What you have to do:
Read the lines that follow and pick out every one containing the word "Grega".

Available records:

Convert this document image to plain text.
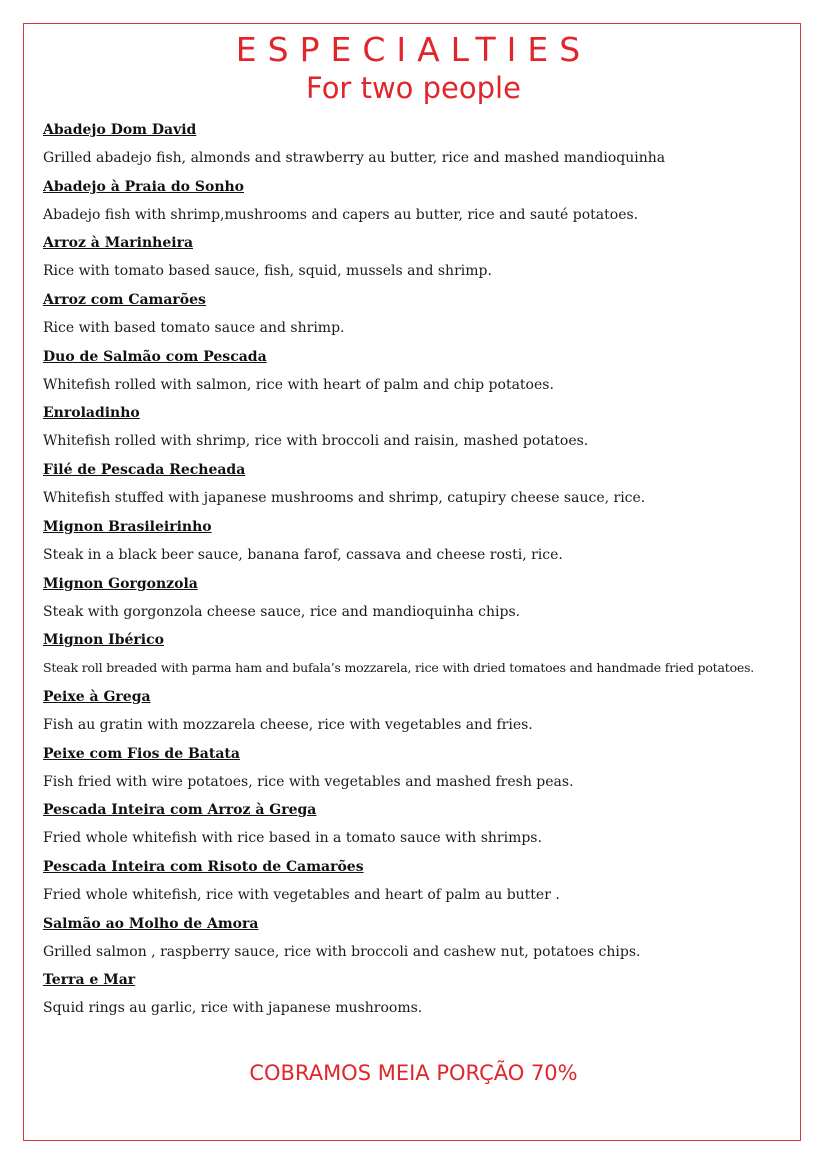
ESPECIALTIES
For two people
Abadejo Dom David
Grilled abadejo fish, almonds and strawberry au butter, rice and mashed mandioquinha
Abadejo à Praia do Sonho
Abadejo fish with shrimp,mushrooms and capers au butter, rice and sauté potatoes.
Arroz à Marinheira
Rice with tomato based sauce, fish, squid, mussels and shrimp.
Arroz com Camarões
Rice with based tomato sauce and shrimp.
Duo de Salmão com Pescada
Whitefish rolled with salmon, rice with heart of palm and chip potatoes.
Enroladinho
Whitefish rolled with shrimp, rice with broccoli and raisin, mashed potatoes.
Filé de Pescada Recheada
Whitefish stuffed with japanese mushrooms and shrimp, catupiry cheese sauce, rice.
Mignon Brasileirinho
Steak in a black beer sauce, banana farof, cassava and cheese rosti, rice.
Mignon Gorgonzola
Steak with gorgonzola cheese sauce, rice and mandioquinha chips.
Mignon Ibérico
Steak roll breaded with parma ham and bufala’s mozzarela, rice with dried tomatoes and handmade fried potatoes.
Peixe à Grega
Fish au gratin with mozzarela cheese, rice with vegetables and fries.
Peixe com Fios de Batata
Fish fried with wire potatoes, rice with vegetables and mashed fresh peas.
Pescada Inteira com Arroz à Grega
Fried whole whitefish with rice based in a tomato sauce with shrimps.
Pescada Inteira com Risoto de Camarões
Fried whole whitefish, rice with vegetables and heart of palm au butter .
Salmão ao Molho de Amora
Grilled salmon , raspberry sauce, rice with broccoli and cashew nut, potatoes chips.
Terra e Mar
Squid rings au garlic, rice with japanese mushrooms.

COBRAMOS MEIA PORÇÃO 70%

Exercise result:
Peixe à Grega
Pescada Inteira com Arroz à Grega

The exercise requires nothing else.